Request 1: Write out the part of the ReStyle-pSp training issue from "uselessai opened this" up to and including "is not enought?".
Request 2: Continue the ReStyle-pSp training issue from its last sentence.

──────── Provided passage ────────

Training with ReStyle-pSp algorithm results

Question

Training with ReStyle-pSp algorithm results

uselessai opened this issue 2 years ago · comments

Hi, after training for close to 3 weeks, using a GeForce Titan RTX, the results were not satisfactory

I am working with Market-1501 dataset with 39000 images to train. Images size 64X127px

So, I have some questions about how to improve the performance or is posible.

Should I try to train with ReStyle-e4e algorithm or should I keep training for another week?
The problem could be that the number of images in the dataset is not enought?
Or the images has a low resolution?
During the training is posible to get the latent vectors or the result image? During the training the loss is 0.17 but goes to 0.5 during the testing. The idea is to increase the number of images of the dataset, so I am working with the same images during the train and test.

Sorry for asking you so many questions, I am working in my post degree thesis, and this part is the most important of my experimental study.

──────── Information supplied ────────

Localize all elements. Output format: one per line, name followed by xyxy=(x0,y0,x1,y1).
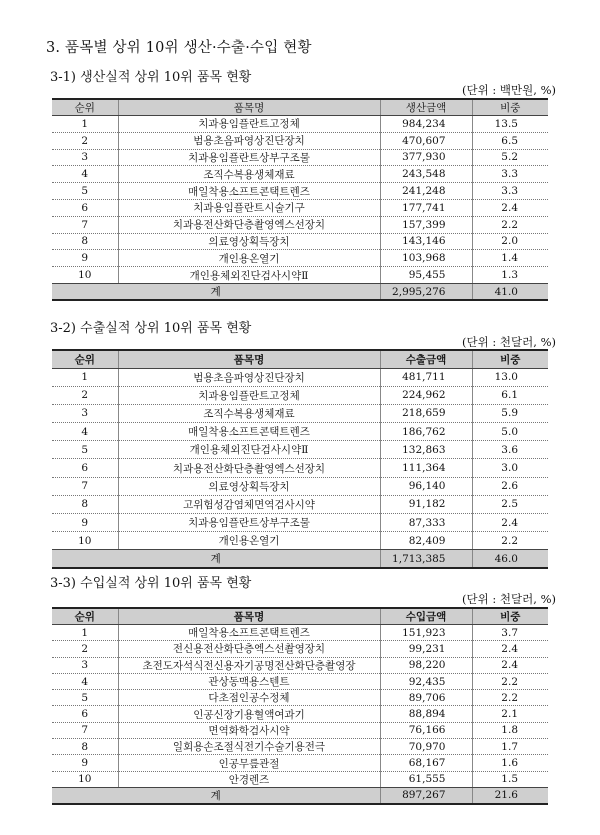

────────

Task answer 1:
uselessai opened this issue 2 years ago · comments

Hi, after training for close to 3 weeks, using a GeForce Titan RTX, the results were not satisfactory

I am working with Market-1501 dataset with 39000 images to train. Images size 64X127px

So, I have some questions about how to improve the performance or is posible.

Should I try to train with ReStyle-e4e algorithm or should I keep training for another week?
The problem could be that the number of images in the dataset is not enought?

Task answer 2:
Thanks!
Laura.

yuval-alaluf · Answer 1 · Fri May 20 2022 00:44:16 GMT+0800 (China Standard Time)

Hi, did you first train a StyleGAN generator on your domain using the Market-1501 dataset?

Laura Álvarez · Answer 2 · Mon May 23 2022 12:26:06 GMT+0800 (China Standard Time)

Yes, I have trained the Stylegan3 model and got the pkl file.
This are some samples from this model

So the pkl model is working fine. After that, I converted the pkl to a .pt file, it seems to be right converted, I got no error, but I have no idea how to test the .pt file. How could I test the .pt file?

And this pt file is the model I have used to train the ReStyle-pSp algorithm.

python ./inversion/scripts/train_restyle_psp.py --dataset_type market_encode --encoder_type ResNetBackboneEncoder --exp_dir experiments/restyle_psp_ffhq_encode_market --batch_size 2 --test_batch_size 2 --workers 8 --test_workers 8 --val_interval 5000 --save_interval 10000 --start_from_latent_avg True --lpips_lambda 0.8 --l2_lambda 1 --id_lambda 0.1 --input_nc 6 --n_iters_per_batch 3 --output_size 64 --stylegan_weights ./network-snapshot-002160Stylegan3.pt

Thanks!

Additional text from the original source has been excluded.